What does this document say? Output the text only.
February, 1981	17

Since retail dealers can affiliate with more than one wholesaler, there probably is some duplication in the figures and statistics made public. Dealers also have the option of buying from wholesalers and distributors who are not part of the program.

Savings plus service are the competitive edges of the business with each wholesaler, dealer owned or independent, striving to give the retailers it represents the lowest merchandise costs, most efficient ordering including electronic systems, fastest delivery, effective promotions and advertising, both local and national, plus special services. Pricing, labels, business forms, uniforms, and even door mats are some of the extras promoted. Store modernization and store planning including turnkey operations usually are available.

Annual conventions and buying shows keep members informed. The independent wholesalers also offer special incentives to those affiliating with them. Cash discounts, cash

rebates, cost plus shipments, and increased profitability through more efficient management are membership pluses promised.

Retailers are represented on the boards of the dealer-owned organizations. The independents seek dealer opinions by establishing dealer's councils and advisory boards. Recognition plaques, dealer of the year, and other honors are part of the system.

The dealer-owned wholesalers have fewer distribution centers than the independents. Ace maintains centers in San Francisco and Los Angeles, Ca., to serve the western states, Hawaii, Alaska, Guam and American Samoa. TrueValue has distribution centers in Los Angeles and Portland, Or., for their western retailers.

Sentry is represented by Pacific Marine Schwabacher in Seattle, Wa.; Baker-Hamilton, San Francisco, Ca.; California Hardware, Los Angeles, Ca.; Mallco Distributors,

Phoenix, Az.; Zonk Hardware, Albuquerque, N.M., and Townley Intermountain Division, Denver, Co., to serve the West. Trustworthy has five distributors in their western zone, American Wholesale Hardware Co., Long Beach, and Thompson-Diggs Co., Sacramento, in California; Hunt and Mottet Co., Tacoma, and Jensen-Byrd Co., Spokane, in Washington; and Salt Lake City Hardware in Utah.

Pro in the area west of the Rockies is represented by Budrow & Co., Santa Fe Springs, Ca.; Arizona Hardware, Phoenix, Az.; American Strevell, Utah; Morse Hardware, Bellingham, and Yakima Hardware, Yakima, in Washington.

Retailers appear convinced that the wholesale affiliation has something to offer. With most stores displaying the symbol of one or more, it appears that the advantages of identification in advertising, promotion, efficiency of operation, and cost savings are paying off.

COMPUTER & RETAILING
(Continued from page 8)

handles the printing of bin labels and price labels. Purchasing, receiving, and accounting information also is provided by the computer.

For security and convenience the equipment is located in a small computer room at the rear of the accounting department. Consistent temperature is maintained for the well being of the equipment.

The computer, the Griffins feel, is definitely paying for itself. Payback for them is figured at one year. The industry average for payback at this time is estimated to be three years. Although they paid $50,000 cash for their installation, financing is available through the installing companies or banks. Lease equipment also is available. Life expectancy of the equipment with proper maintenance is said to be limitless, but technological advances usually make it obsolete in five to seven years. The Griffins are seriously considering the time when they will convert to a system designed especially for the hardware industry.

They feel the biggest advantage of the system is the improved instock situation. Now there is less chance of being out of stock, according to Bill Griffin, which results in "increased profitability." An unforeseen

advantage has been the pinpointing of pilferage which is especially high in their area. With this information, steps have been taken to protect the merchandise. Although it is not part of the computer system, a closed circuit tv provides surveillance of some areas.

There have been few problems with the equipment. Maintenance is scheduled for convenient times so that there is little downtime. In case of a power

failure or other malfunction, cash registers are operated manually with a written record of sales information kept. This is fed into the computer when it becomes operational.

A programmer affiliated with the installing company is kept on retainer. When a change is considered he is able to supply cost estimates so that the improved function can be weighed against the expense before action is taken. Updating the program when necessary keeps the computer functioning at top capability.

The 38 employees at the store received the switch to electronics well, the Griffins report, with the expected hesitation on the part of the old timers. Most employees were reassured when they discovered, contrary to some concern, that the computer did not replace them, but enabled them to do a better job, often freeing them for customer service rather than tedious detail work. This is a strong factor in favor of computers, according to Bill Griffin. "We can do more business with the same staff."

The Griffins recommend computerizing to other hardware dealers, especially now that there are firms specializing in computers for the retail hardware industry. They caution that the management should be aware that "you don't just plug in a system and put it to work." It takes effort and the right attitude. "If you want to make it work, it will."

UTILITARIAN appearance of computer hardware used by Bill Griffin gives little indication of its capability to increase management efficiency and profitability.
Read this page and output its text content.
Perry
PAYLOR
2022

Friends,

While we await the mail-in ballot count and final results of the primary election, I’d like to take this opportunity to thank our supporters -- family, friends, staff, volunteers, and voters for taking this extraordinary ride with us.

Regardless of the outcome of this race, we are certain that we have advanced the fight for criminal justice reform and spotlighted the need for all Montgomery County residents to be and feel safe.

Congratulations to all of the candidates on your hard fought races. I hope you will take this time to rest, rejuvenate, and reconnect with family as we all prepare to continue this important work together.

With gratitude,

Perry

Exercise directions: Where a line above contains the word "improved", copy that line.

Response:
They feel the biggest advantage of the system is the improved instock situation. Now there is less chance of being out of stock, according to Bill Griffin, which results in "increased profitability." An unforeseen
A programmer affiliated with the installing company is kept on retainer. When a change is considered he is able to supply cost estimates so that the improved function can be weighed against the expense before action is taken. Updating the program when necessary keeps the computer functioning at top capability.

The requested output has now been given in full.